— START —
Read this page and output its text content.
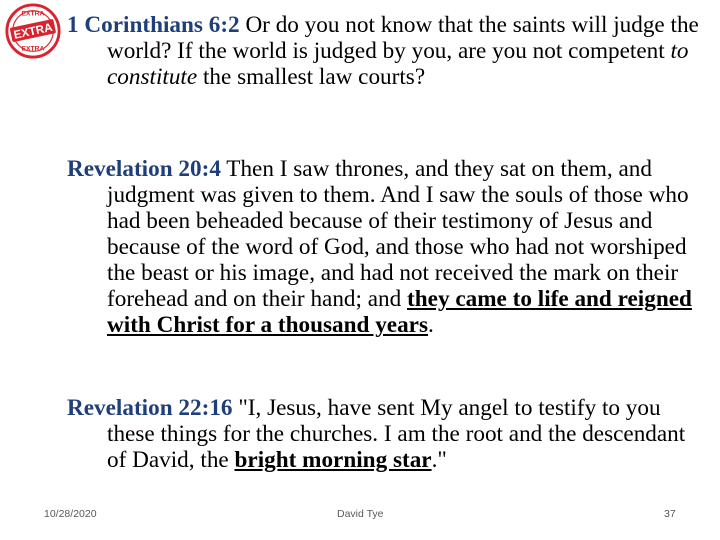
EXTRA
EXTRA
EXTRA
1 Corinthians 6:2 Or do you not know that the saints will judge the world? If the world is judged by you, are you not competent to constitute the smallest law courts?
Revelation 20:4 Then I saw thrones, and they sat on them, and judgment was given to them. And I saw the souls of those who had been beheaded because of their testimony of Jesus and because of the word of God, and those who had not worshiped the beast or his image, and had not received the mark on their forehead and on their hand; and they came to life and reigned with Christ for a thousand years.
Revelation 22:16 "I, Jesus, have sent My angel to testify to you these things for the churches. I am the root and the descendant of David, the bright morning star."
10/28/2020	David Tye	37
— END —
In the records above, how many lines include the string "David"? Answer with only the number.

2